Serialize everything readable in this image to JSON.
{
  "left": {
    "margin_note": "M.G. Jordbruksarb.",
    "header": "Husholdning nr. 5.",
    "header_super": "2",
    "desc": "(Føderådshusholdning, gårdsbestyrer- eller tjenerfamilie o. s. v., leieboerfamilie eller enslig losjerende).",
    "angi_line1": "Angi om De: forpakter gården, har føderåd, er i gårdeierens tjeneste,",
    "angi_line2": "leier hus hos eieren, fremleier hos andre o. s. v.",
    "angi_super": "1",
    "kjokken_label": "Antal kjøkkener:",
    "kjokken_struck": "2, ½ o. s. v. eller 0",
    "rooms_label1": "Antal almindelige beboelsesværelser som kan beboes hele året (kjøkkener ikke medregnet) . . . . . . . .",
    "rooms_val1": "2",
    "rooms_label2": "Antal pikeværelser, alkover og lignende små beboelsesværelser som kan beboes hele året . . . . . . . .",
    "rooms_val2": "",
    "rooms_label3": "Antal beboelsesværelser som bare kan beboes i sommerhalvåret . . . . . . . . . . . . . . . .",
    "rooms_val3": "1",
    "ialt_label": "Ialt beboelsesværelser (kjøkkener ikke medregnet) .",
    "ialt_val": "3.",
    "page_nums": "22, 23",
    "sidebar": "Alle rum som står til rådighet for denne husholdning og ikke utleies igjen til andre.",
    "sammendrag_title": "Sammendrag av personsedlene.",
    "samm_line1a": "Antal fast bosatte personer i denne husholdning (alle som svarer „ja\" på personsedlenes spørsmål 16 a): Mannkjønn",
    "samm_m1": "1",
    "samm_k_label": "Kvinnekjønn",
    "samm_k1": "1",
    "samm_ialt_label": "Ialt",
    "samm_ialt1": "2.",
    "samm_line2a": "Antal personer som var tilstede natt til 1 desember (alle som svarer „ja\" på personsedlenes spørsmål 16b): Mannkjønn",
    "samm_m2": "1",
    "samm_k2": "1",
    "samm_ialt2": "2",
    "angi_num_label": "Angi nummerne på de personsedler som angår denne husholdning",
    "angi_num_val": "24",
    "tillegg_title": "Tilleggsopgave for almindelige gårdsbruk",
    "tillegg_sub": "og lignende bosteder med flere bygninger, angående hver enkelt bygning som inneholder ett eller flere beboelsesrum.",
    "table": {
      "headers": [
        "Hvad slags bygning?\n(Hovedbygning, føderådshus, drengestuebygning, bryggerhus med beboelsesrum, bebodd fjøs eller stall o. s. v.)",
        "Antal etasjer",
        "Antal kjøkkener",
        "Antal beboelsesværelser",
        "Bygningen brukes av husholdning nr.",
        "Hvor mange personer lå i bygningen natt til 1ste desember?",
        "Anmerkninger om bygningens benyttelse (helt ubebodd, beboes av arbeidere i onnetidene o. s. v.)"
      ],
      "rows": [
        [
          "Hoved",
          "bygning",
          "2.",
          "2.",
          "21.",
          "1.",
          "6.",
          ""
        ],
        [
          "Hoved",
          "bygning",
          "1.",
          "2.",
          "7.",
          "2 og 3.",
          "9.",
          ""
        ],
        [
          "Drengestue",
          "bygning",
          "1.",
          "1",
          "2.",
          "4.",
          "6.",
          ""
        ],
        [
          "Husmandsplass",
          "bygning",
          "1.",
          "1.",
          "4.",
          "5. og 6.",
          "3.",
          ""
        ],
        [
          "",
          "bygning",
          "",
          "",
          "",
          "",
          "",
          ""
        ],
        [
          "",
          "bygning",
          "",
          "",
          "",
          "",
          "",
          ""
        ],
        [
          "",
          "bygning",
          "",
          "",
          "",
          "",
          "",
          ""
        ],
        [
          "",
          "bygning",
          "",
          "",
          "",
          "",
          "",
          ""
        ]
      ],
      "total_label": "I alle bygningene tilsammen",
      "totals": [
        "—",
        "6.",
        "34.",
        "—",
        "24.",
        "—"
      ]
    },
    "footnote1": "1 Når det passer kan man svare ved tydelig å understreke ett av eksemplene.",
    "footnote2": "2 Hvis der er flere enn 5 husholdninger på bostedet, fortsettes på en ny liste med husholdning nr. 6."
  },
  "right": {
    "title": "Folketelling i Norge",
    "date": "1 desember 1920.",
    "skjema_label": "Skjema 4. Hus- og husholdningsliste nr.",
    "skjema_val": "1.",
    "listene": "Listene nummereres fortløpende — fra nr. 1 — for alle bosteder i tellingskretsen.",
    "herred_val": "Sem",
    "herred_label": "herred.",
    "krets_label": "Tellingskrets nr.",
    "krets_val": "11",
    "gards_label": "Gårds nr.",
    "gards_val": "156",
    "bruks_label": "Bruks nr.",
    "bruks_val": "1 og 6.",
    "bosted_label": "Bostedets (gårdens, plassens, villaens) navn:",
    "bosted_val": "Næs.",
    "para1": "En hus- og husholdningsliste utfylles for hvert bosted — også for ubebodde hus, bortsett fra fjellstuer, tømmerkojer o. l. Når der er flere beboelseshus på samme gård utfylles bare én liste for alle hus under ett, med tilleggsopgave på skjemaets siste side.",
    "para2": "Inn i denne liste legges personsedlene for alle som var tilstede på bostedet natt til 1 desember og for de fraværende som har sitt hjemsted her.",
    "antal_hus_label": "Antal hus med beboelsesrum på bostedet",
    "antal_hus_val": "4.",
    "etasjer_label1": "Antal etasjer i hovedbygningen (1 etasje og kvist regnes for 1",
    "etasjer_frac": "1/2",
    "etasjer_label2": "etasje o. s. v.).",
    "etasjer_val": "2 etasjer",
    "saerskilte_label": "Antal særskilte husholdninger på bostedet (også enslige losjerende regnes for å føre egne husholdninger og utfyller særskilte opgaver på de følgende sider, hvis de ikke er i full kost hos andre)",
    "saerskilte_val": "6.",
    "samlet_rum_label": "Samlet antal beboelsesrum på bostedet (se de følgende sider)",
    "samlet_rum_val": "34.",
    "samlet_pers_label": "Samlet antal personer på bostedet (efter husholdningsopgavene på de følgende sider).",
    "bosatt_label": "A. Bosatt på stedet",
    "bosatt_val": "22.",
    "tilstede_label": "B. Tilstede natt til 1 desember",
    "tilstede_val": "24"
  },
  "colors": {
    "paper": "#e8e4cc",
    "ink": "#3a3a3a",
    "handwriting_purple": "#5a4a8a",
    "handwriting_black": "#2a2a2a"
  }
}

> _GIVEN INSTRUCTION_
Repeat the material in full, exactly as it stands.

> _EXERCISE OUTPUT_
Serialize everything readable in this image to JSON.
{
  "left": {
    "margin_note": "M.G. Jordbruksarb.",
    "header": "Husholdning nr. 5.",
    "header_super": "2",
    "desc": "(Føderådshusholdning, gårdsbestyrer- eller tjenerfamilie o. s. v., leieboerfamilie eller enslig losjerende).",
    "angi_line1": "Angi om De: forpakter gården, har føderåd, er i gårdeierens tjeneste,",
    "angi_line2": "leier hus hos eieren, fremleier hos andre o. s. v.",
    "angi_super": "1",
    "kjokken_label": "Antal kjøkkener:",
    "kjokken_struck": "2, ½ o. s. v. eller 0",
    "rooms_label1": "Antal almindelige beboelsesværelser som kan beboes hele året (kjøkkener ikke medregnet) . . . . . . . .",
    "rooms_val1": "2",
    "rooms_label2": "Antal pikeværelser, alkover og lignende små beboelsesværelser som kan beboes hele året . . . . . . . .",
    "rooms_val2": "",
    "rooms_label3": "Antal beboelsesværelser som bare kan beboes i sommerhalvåret . . . . . . . . . . . . . . . .",
    "rooms_val3": "1",
    "ialt_label": "Ialt beboelsesværelser (kjøkkener ikke medregnet) .",
    "ialt_val": "3.",
    "page_nums": "22, 23",
    "sidebar": "Alle rum som står til rådighet for denne husholdning og ikke utleies igjen til andre.",
    "sammendrag_title": "Sammendrag av personsedlene.",
    "samm_line1a": "Antal fast bosatte personer i denne husholdning (alle som svarer „ja\" på personsedlenes spørsmål 16 a): Mannkjønn",
    "samm_m1": "1",
    "samm_k_label": "Kvinnekjønn",
    "samm_k1": "1",
    "samm_ialt_label": "Ialt",
    "samm_ialt1": "2.",
    "samm_line2a": "Antal personer som var tilstede natt til 1 desember (alle som svarer „ja\" på personsedlenes spørsmål 16b): Mannkjønn",
    "samm_m2": "1",
    "samm_k2": "1",
    "samm_ialt2": "2",
    "angi_num_label": "Angi nummerne på de personsedler som angår denne husholdning",
    "angi_num_val": "24",
    "tillegg_title": "Tilleggsopgave for almindelige gårdsbruk",
    "tillegg_sub": "og lignende bosteder med flere bygninger, angående hver enkelt bygning som inneholder ett eller flere beboelsesrum.",
    "table": {
      "headers": [
        "Hvad slags bygning?\n(Hovedbygning, føderådshus, drengestuebygning, bryggerhus med beboelsesrum, bebodd fjøs eller stall o. s. v.)",
        "Antal etasjer",
        "Antal kjøkkener",
        "Antal beboelsesværelser",
        "Bygningen brukes av husholdning nr.",
        "Hvor mange personer lå i bygningen natt til 1ste desember?",
        "Anmerkninger om bygningens benyttelse (helt ubebodd, beboes av arbeidere i onnetidene o. s. v.)"
      ],
      "rows": [
        [
          "Hoved",
          "bygning",
          "2.",
          "2.",
          "21.",
          "1.",
          "6.",
          ""
        ],
        [
          "Hoved",
          "bygning",
          "1.",
          "2.",
          "7.",
          "2 og 3.",
          "9.",
          ""
        ],
        [
          "Drengestue",
          "bygning",
          "1.",
          "1",
          "2.",
          "4.",
          "6.",
          ""
        ],
        [
          "Husmandsplass",
          "bygning",
          "1.",
          "1.",
          "4.",
          "5. og 6.",
          "3.",
          ""
        ],
        [
          "",
          "bygning",
          "",
          "",
          "",
          "",
          "",
          ""
        ],
        [
          "",
          "bygning",
          "",
          "",
          "",
          "",
          "",
          ""
        ],
        [
          "",
          "bygning",
          "",
          "",
          "",
          "",
          "",
          ""
        ],
        [
          "",
          "bygning",
          "",
          "",
          "",
          "",
          "",
          ""
        ]
      ],
      "total_label": "I alle bygningene tilsammen",
      "totals": [
        "—",
        "6.",
        "34.",
        "—",
        "24.",
        "—"
      ]
    },
    "footnote1": "1 Når det passer kan man svare ved tydelig å understreke ett av eksemplene.",
    "footnote2": "2 Hvis der er flere enn 5 husholdninger på bostedet, fortsettes på en ny liste med husholdning nr. 6."
  },
  "right": {
    "title": "Folketelling i Norge",
    "date": "1 desember 1920.",
    "skjema_label": "Skjema 4. Hus- og husholdningsliste nr.",
    "skjema_val": "1.",
    "listene": "Listene nummereres fortløpende — fra nr. 1 — for alle bosteder i tellingskretsen.",
    "herred_val": "Sem",
    "herred_label": "herred.",
    "krets_label": "Tellingskrets nr.",
    "krets_val": "11",
    "gards_label": "Gårds nr.",
    "gards_val": "156",
    "bruks_label": "Bruks nr.",
    "bruks_val": "1 og 6.",
    "bosted_label": "Bostedets (gårdens, plassens, villaens) navn:",
    "bosted_val": "Næs.",
    "para1": "En hus- og husholdningsliste utfylles for hvert bosted — også for ubebodde hus, bortsett fra fjellstuer, tømmerkojer o. l. Når der er flere beboelseshus på samme gård utfylles bare én liste for alle hus under ett, med tilleggsopgave på skjemaets siste side.",
    "para2": "Inn i denne liste legges personsedlene for alle som var tilstede på bostedet natt til 1 desember og for de fraværende som har sitt hjemsted her.",
    "antal_hus_label": "Antal hus med beboelsesrum på bostedet",
    "antal_hus_val": "4.",
    "etasjer_label1": "Antal etasjer i hovedbygningen (1 etasje og kvist regnes for 1",
    "etasjer_frac": "1/2",
    "etasjer_label2": "etasje o. s. v.).",
    "etasjer_val": "2 etasjer",
    "saerskilte_label": "Antal særskilte husholdninger på bostedet (også enslige losjerende regnes for å føre egne husholdninger og utfyller særskilte opgaver på de følgende sider, hvis de ikke er i full kost hos andre)",
    "saerskilte_val": "6.",
    "samlet_rum_label": "Samlet antal beboelsesrum på bostedet (se de følgende sider)",
    "samlet_rum_val": "34.",
    "samlet_pers_label": "Samlet antal personer på bostedet (efter husholdningsopgavene på de følgende sider).",
    "bosatt_label": "A. Bosatt på stedet",
    "bosatt_val": "22.",
    "tilstede_label": "B. Tilstede natt til 1 desember",
    "tilstede_val": "24"
  },
  "colors": {
    "paper": "#e8e4cc",
    "ink": "#3a3a3a",
    "handwriting_purple": "#5a4a8a",
    "handwriting_black": "#2a2a2a"
  }
}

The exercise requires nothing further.